[DATA]
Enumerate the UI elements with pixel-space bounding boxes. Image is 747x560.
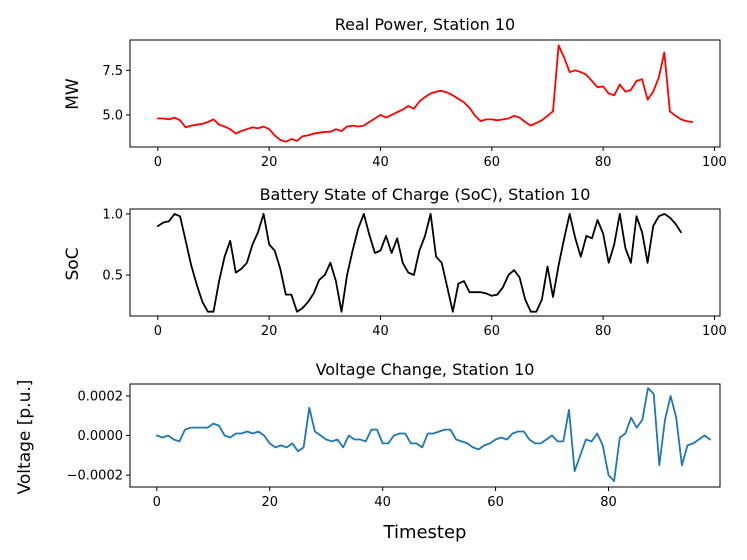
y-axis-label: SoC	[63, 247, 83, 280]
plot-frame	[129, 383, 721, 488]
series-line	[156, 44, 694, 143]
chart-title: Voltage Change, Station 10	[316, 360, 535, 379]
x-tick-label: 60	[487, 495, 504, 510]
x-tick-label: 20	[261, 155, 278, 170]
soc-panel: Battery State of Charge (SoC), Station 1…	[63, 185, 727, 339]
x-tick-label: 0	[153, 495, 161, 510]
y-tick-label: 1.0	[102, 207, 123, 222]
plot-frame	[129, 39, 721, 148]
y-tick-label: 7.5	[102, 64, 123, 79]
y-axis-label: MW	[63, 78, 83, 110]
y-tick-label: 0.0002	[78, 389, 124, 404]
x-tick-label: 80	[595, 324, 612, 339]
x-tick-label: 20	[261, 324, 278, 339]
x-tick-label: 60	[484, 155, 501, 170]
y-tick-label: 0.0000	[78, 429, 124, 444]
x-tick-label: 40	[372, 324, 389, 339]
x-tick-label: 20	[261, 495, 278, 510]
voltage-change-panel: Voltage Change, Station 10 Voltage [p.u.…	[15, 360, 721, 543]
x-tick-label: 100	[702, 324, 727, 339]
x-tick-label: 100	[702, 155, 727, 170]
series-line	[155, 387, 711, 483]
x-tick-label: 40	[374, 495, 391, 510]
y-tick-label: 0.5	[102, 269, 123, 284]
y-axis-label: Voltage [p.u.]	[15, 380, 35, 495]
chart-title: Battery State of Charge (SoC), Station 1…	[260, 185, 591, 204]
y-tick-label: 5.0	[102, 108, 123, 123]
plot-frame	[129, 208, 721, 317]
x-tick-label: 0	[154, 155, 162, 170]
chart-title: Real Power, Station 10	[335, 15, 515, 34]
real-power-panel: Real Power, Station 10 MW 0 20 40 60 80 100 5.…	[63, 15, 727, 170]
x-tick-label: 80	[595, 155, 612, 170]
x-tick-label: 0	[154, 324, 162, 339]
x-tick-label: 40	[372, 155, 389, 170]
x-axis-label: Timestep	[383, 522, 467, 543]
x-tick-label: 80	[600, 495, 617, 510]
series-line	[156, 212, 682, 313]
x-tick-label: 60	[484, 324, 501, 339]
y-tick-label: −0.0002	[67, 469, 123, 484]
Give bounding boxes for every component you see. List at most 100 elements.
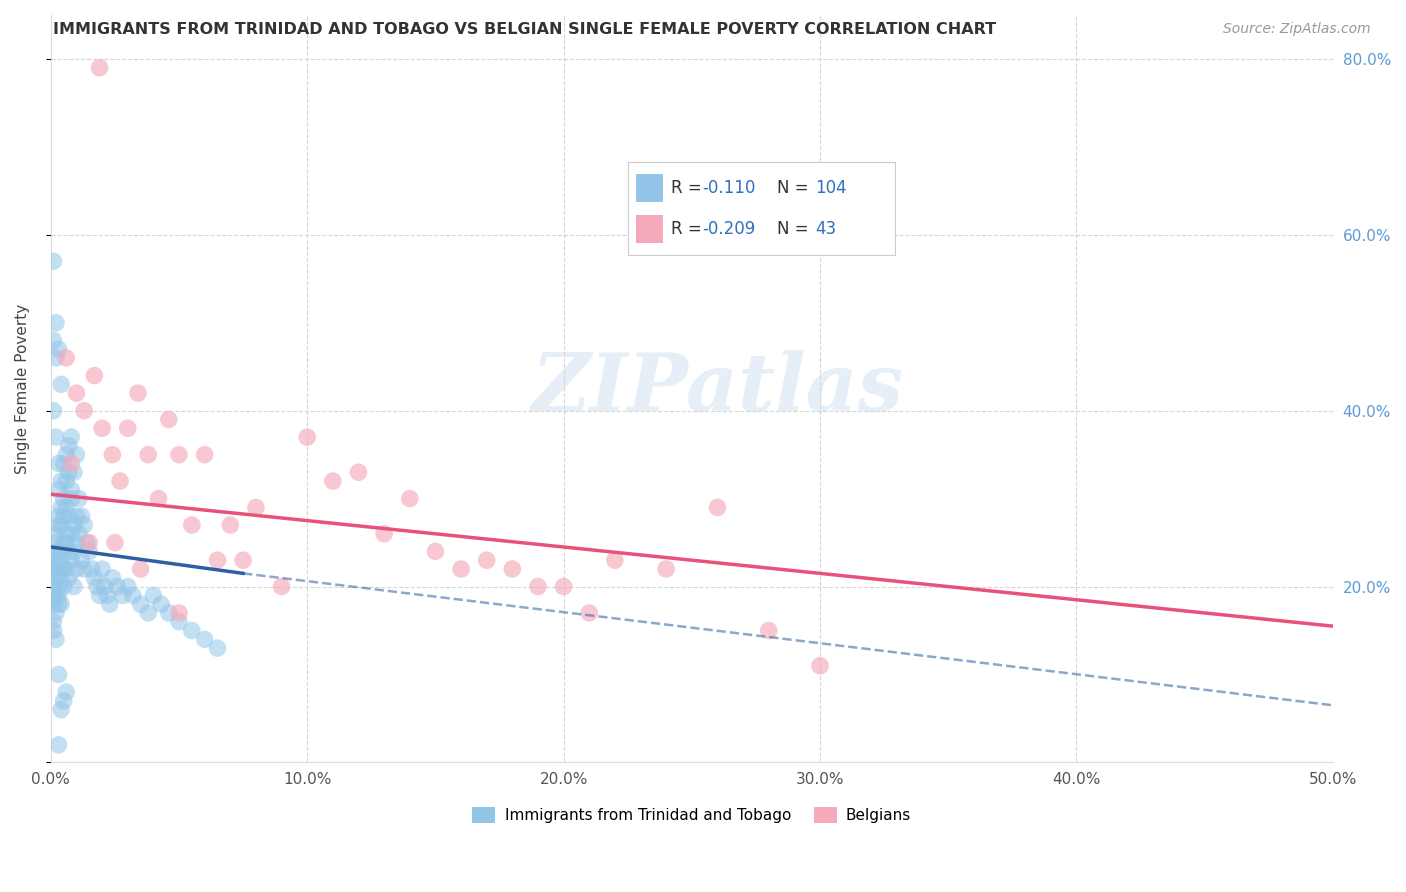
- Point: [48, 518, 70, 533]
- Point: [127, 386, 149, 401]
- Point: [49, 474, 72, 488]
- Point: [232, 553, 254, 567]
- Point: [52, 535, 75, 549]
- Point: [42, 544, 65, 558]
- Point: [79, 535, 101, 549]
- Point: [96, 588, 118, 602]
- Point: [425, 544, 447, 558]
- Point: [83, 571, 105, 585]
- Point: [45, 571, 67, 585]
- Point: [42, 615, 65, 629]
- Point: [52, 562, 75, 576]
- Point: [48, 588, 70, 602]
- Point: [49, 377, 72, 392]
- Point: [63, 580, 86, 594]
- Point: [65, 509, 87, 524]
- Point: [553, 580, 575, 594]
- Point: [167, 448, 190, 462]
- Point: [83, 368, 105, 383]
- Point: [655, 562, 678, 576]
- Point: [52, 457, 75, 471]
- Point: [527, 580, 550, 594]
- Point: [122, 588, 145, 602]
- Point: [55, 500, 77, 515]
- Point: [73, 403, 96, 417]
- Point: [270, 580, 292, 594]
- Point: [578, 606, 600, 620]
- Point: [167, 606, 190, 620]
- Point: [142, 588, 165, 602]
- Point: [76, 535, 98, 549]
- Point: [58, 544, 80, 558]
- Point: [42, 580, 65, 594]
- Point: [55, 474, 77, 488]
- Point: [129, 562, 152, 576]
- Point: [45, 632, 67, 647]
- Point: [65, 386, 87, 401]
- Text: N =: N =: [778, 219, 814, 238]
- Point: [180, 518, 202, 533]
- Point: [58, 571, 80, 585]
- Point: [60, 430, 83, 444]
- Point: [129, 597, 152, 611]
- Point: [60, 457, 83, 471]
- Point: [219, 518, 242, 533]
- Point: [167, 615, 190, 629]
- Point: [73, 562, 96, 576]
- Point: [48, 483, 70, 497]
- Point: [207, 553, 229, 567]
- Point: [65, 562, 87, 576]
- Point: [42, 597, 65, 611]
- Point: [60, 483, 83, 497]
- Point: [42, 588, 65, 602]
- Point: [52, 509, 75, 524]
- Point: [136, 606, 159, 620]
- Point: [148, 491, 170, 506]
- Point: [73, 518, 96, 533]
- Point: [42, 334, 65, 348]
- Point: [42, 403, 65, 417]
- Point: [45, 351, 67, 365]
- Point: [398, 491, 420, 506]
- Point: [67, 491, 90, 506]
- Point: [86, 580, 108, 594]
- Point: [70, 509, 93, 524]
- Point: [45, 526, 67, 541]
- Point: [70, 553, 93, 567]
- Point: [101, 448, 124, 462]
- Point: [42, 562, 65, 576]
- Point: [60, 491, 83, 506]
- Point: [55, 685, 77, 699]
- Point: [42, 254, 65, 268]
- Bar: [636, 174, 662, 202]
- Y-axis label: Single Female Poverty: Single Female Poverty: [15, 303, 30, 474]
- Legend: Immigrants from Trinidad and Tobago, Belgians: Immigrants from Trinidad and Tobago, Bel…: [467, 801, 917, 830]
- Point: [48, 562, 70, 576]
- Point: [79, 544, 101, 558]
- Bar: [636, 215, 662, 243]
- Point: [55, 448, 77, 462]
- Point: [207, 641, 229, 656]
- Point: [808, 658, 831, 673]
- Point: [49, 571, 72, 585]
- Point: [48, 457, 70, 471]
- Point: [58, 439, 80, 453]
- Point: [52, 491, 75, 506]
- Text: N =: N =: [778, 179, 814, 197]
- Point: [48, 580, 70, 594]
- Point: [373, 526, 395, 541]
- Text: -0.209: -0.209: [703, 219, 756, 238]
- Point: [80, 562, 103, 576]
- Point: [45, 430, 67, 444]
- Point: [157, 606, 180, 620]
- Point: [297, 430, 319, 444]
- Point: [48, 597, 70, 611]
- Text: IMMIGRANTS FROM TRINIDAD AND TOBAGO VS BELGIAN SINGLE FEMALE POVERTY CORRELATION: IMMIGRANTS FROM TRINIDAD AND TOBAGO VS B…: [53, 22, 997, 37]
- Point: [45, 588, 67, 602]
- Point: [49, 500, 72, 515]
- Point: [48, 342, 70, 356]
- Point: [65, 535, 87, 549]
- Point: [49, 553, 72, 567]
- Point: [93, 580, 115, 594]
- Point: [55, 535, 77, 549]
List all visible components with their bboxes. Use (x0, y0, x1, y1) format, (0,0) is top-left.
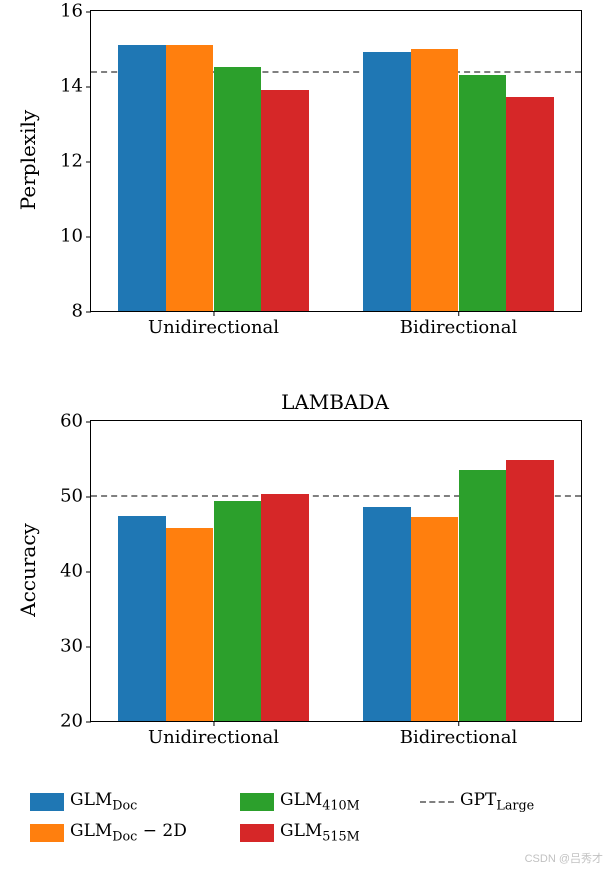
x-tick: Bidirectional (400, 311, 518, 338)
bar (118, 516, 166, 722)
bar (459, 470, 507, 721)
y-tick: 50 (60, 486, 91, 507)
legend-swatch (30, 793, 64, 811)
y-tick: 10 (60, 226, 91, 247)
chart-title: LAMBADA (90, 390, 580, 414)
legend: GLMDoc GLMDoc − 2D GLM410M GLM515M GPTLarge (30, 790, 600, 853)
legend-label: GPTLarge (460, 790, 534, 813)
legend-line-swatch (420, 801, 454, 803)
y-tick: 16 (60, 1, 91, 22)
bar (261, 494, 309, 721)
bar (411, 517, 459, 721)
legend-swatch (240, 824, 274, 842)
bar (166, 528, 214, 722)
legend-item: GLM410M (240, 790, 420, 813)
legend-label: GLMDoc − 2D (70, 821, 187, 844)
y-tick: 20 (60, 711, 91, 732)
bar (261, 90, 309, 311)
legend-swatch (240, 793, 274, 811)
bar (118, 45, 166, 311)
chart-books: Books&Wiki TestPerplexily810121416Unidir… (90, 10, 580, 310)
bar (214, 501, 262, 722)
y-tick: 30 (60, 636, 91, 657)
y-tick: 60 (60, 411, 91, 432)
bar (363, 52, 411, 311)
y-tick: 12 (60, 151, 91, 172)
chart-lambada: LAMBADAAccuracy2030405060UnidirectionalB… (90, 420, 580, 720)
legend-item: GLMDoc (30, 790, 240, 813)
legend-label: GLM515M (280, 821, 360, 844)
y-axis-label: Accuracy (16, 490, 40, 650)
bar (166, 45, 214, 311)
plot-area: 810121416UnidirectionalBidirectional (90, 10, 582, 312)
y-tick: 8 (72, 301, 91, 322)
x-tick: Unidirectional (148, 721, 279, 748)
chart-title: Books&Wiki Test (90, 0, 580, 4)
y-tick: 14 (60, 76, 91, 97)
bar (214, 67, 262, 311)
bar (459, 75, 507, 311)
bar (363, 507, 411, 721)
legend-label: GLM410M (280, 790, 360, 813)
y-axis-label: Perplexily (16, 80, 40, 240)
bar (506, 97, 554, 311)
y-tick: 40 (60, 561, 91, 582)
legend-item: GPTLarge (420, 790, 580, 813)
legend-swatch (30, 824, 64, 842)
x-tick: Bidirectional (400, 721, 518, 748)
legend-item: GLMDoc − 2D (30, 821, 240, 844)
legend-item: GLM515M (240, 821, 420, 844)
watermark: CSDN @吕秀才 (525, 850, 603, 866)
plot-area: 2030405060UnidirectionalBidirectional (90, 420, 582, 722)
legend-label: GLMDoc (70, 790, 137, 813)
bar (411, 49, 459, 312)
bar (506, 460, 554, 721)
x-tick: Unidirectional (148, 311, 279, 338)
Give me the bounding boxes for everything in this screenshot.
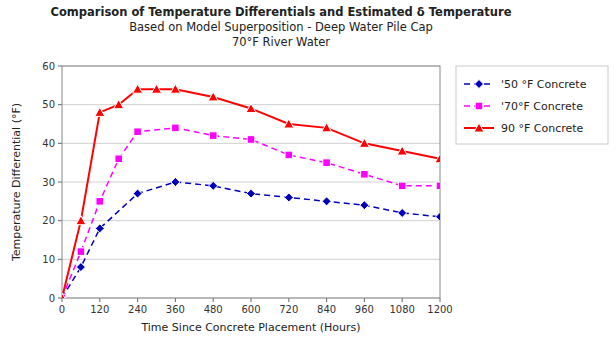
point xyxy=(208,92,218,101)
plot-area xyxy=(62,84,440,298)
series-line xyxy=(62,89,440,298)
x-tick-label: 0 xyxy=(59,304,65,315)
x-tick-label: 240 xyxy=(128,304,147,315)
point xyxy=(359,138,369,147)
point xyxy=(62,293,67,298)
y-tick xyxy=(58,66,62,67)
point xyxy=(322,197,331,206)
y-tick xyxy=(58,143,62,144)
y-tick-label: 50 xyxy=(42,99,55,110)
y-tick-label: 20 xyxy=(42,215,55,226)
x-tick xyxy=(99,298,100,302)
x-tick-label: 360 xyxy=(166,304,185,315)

[REQUEST] Please list every line in the records above that contains the word "Battery".

[CORRECT RESULT]
soc-panel: Battery State of Charge (SoC), Station 1…	[63, 185, 727, 339]
chart-title: Battery State of Charge (SoC), Station 1…	[260, 185, 591, 204]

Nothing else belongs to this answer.